**Task instructions**: Find the lines holding the word "hatch" and collect them.

**Entries provided**:
###

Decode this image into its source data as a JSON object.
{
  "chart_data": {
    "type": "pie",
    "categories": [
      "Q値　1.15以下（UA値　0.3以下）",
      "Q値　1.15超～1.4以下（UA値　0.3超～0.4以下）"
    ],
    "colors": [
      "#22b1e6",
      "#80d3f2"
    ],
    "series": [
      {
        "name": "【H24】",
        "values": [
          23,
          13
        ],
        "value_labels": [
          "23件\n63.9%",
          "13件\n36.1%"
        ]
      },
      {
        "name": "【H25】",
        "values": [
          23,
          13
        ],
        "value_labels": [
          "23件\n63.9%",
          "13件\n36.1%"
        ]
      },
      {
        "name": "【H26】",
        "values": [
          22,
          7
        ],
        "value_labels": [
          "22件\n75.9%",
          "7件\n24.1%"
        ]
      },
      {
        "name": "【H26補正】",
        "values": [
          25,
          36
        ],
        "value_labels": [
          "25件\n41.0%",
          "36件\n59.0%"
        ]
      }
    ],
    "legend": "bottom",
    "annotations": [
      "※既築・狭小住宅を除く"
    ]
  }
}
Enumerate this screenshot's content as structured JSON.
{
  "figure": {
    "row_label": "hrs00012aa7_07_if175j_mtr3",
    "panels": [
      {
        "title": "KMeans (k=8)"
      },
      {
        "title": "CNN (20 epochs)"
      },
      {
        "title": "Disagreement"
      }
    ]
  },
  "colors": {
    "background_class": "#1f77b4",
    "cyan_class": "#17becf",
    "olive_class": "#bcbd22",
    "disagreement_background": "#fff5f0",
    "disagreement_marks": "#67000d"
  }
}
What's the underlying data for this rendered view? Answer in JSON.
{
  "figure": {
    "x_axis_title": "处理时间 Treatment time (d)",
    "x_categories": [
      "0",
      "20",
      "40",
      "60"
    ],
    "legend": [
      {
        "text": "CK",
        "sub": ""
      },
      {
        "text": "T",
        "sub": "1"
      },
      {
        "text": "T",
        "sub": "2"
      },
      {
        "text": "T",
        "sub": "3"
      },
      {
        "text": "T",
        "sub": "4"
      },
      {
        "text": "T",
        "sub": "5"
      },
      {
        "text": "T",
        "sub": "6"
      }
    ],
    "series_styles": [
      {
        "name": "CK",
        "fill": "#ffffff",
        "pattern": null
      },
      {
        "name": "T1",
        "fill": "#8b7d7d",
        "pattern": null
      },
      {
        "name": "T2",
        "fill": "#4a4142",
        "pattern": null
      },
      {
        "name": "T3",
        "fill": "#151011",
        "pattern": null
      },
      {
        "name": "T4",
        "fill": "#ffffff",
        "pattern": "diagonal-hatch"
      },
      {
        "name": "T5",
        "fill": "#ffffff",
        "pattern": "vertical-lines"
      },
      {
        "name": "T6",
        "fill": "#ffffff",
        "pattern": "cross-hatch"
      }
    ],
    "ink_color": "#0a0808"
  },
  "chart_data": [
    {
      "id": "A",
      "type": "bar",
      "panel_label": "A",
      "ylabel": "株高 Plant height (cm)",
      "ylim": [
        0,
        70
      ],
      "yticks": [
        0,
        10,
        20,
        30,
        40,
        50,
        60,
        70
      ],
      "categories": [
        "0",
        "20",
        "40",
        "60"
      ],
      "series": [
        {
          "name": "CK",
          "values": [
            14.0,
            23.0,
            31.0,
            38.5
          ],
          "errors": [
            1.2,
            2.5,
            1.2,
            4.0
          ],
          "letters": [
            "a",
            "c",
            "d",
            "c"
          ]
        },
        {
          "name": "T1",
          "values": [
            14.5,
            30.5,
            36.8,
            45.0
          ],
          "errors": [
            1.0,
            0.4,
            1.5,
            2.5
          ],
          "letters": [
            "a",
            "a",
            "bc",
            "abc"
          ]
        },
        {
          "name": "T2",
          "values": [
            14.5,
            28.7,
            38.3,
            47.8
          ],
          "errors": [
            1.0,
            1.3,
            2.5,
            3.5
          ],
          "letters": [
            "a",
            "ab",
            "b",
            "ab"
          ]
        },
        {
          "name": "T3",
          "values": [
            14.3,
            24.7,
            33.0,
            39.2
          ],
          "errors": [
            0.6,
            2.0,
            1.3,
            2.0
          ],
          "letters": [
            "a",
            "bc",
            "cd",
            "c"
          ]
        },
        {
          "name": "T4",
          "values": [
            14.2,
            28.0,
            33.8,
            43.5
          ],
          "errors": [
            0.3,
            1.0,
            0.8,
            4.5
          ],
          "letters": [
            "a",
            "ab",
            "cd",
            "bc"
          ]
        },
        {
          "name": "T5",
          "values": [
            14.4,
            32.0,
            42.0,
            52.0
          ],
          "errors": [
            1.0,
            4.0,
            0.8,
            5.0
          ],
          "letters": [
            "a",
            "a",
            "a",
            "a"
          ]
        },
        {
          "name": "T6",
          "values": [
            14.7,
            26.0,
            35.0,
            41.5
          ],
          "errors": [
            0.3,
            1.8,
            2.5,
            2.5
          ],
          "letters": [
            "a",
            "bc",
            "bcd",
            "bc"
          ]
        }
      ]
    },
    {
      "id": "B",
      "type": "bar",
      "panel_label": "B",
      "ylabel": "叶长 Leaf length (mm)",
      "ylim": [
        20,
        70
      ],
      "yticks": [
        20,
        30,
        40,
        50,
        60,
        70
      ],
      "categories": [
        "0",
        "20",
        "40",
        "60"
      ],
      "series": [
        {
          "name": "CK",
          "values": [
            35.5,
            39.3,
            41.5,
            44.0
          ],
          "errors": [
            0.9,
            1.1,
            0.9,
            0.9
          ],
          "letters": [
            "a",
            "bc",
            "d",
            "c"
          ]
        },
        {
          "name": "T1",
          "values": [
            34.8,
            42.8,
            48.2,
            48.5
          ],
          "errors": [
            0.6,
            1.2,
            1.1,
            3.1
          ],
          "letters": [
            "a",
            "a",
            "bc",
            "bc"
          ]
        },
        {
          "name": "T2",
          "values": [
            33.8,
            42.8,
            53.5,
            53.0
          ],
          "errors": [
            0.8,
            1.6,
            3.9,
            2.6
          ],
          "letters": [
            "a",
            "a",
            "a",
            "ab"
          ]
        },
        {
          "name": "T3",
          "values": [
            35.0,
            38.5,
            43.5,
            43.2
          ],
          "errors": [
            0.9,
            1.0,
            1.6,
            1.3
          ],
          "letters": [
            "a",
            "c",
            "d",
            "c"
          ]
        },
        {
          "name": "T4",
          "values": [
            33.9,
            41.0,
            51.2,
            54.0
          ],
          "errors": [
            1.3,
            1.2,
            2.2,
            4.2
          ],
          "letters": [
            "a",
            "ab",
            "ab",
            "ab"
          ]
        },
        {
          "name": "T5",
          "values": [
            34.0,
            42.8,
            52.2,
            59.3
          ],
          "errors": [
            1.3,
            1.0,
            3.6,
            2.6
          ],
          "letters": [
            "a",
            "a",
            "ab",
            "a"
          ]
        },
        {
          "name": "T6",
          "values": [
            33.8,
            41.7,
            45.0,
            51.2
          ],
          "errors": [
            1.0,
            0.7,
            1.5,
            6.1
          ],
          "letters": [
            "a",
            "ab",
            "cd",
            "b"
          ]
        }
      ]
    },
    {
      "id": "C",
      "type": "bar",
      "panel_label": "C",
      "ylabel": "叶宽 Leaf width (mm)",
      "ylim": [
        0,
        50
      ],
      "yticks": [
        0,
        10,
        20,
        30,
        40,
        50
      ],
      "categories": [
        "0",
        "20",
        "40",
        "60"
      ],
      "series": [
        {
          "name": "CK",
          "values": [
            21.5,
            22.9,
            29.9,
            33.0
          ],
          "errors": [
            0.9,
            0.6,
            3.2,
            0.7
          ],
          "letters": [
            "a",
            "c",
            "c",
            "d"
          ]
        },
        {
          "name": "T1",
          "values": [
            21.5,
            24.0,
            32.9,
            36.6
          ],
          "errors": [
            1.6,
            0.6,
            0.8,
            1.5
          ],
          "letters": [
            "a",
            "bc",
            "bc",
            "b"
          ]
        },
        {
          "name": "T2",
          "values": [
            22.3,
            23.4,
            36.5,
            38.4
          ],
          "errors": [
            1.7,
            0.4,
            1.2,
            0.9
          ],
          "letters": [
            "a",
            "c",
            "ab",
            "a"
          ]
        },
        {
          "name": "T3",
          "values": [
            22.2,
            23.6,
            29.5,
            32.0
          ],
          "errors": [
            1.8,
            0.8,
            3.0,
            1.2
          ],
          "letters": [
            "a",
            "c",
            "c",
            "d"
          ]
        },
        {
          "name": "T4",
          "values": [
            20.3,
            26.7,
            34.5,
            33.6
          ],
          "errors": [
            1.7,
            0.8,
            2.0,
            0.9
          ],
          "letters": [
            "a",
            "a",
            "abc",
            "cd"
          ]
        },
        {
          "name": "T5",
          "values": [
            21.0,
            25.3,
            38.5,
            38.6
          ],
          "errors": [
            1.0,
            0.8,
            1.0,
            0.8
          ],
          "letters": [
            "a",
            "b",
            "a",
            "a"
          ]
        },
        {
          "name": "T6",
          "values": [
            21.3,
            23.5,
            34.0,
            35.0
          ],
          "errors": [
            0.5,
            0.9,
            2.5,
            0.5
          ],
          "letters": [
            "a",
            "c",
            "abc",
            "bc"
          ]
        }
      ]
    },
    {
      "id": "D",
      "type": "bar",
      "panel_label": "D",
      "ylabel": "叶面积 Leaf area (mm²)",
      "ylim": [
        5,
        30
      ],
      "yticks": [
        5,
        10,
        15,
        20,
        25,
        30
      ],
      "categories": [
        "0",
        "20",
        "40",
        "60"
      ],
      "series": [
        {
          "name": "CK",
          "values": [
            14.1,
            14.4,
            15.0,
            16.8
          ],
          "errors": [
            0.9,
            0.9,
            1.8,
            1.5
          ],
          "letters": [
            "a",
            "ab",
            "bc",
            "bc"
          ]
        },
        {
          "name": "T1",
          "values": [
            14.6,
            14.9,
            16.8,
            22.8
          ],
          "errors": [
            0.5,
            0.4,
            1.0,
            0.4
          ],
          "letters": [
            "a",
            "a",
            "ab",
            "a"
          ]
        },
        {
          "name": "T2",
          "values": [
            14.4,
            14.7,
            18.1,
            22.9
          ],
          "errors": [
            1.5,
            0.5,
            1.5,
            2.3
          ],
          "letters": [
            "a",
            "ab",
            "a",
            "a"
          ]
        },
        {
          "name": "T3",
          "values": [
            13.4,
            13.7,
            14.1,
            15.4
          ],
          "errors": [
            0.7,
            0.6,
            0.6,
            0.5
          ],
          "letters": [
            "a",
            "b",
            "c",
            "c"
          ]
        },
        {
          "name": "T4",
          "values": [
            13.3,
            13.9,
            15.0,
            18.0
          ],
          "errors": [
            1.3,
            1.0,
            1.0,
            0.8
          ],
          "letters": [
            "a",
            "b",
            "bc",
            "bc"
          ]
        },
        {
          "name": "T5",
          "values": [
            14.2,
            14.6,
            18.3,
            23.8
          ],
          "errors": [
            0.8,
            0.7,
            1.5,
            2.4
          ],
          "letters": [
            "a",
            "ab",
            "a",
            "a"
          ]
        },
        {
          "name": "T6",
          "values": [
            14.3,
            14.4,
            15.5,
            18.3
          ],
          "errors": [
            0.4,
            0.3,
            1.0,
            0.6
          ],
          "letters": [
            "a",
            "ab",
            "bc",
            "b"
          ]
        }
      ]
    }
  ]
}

###

**Output below**:
        "pattern": "diagonal-hatch"
        "pattern": "cross-hatch"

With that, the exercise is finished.